Input material
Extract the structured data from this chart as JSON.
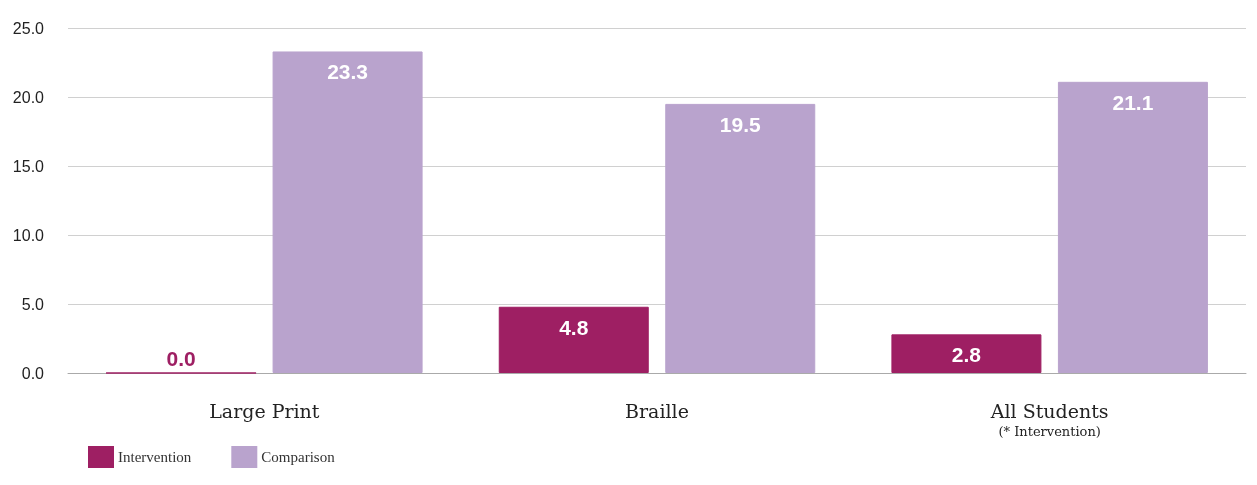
{
  "chart_data": {
    "type": "bar",
    "categories": [
      "Large Print",
      "Braille",
      "All Students\n(* Intervention)"
    ],
    "series": [
      {
        "name": "Intervention",
        "color": "#9e1f63",
        "values": [
          0.0,
          4.8,
          2.8
        ],
        "value_labels": [
          "0.0",
          "4.8",
          "2.8"
        ]
      },
      {
        "name": "Comparison",
        "color": "#b9a3cd",
        "values": [
          23.3,
          19.5,
          21.1
        ],
        "value_labels": [
          "23.3",
          "19.5",
          "21.1"
        ]
      }
    ],
    "ylim": [
      0,
      25
    ],
    "yticks": [
      {
        "value": 0,
        "label": "0.0"
      },
      {
        "value": 5,
        "label": "5.0"
      },
      {
        "value": 10,
        "label": "10.0"
      },
      {
        "value": 15,
        "label": "15.0"
      },
      {
        "value": 20,
        "label": "20.0"
      },
      {
        "value": 25,
        "label": "25.0"
      }
    ],
    "grid": "y",
    "legend": "bottom left"
  }
}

What the exercise asks
Identify and list each line with the word "name".

Worked answer
        "name": "Intervention",
        "name": "Comparison",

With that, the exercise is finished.